++++ The input ++++

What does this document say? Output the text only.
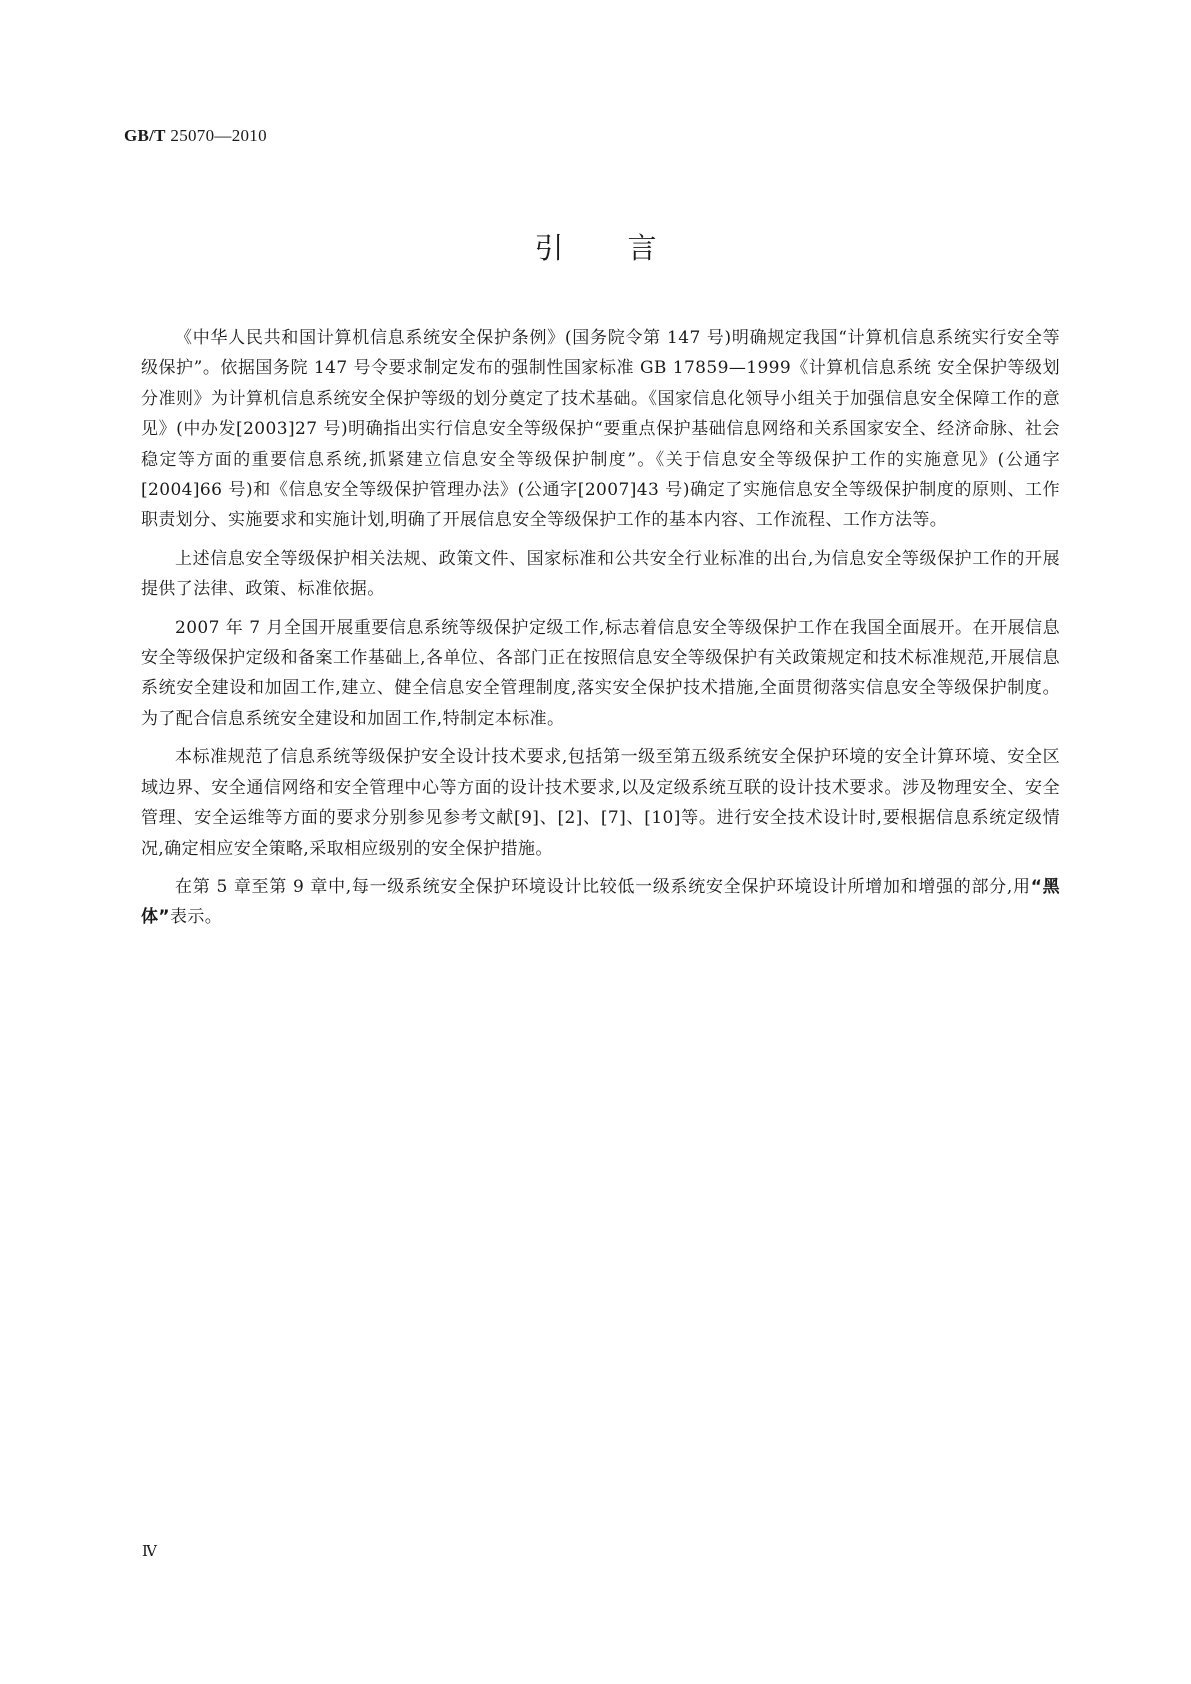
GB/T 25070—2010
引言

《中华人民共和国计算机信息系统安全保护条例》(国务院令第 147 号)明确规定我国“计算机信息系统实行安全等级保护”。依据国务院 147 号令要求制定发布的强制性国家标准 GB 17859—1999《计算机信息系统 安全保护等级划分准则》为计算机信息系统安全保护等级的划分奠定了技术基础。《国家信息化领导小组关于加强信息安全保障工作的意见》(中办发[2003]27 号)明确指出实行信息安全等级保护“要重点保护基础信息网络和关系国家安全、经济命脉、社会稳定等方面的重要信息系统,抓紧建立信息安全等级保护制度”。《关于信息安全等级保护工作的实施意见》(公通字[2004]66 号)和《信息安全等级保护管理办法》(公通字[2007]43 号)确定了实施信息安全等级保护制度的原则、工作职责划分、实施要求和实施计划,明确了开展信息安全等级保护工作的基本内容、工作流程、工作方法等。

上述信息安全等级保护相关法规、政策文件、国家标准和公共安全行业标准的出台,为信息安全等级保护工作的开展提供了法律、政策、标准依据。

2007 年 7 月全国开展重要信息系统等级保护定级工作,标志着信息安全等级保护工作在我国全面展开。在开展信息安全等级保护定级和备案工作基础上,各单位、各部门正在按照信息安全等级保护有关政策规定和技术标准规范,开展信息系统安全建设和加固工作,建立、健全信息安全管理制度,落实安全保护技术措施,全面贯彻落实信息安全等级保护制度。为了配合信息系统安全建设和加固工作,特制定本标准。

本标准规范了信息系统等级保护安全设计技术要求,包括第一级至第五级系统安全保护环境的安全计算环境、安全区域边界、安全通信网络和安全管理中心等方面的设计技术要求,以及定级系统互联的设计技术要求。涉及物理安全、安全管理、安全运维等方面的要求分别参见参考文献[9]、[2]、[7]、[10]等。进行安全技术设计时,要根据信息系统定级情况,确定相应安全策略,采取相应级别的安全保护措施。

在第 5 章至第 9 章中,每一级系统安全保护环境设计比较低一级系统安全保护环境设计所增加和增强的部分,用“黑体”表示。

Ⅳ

++++

▶ [What to work on]: Reproduce the listing word for word and omit its pictures.

▶ [Written solution]:
What does this document say? Output the text only.
GB/T 25070—2010
引言

《中华人民共和国计算机信息系统安全保护条例》(国务院令第 147 号)明确规定我国“计算机信息系统实行安全等级保护”。依据国务院 147 号令要求制定发布的强制性国家标准 GB 17859—1999《计算机信息系统 安全保护等级划分准则》为计算机信息系统安全保护等级的划分奠定了技术基础。《国家信息化领导小组关于加强信息安全保障工作的意见》(中办发[2003]27 号)明确指出实行信息安全等级保护“要重点保护基础信息网络和关系国家安全、经济命脉、社会稳定等方面的重要信息系统,抓紧建立信息安全等级保护制度”。《关于信息安全等级保护工作的实施意见》(公通字[2004]66 号)和《信息安全等级保护管理办法》(公通字[2007]43 号)确定了实施信息安全等级保护制度的原则、工作职责划分、实施要求和实施计划,明确了开展信息安全等级保护工作的基本内容、工作流程、工作方法等。

上述信息安全等级保护相关法规、政策文件、国家标准和公共安全行业标准的出台,为信息安全等级保护工作的开展提供了法律、政策、标准依据。

2007 年 7 月全国开展重要信息系统等级保护定级工作,标志着信息安全等级保护工作在我国全面展开。在开展信息安全等级保护定级和备案工作基础上,各单位、各部门正在按照信息安全等级保护有关政策规定和技术标准规范,开展信息系统安全建设和加固工作,建立、健全信息安全管理制度,落实安全保护技术措施,全面贯彻落实信息安全等级保护制度。为了配合信息系统安全建设和加固工作,特制定本标准。

本标准规范了信息系统等级保护安全设计技术要求,包括第一级至第五级系统安全保护环境的安全计算环境、安全区域边界、安全通信网络和安全管理中心等方面的设计技术要求,以及定级系统互联的设计技术要求。涉及物理安全、安全管理、安全运维等方面的要求分别参见参考文献[9]、[2]、[7]、[10]等。进行安全技术设计时,要根据信息系统定级情况,确定相应安全策略,采取相应级别的安全保护措施。

在第 5 章至第 9 章中,每一级系统安全保护环境设计比较低一级系统安全保护环境设计所增加和增强的部分,用“黑体”表示。

Ⅳ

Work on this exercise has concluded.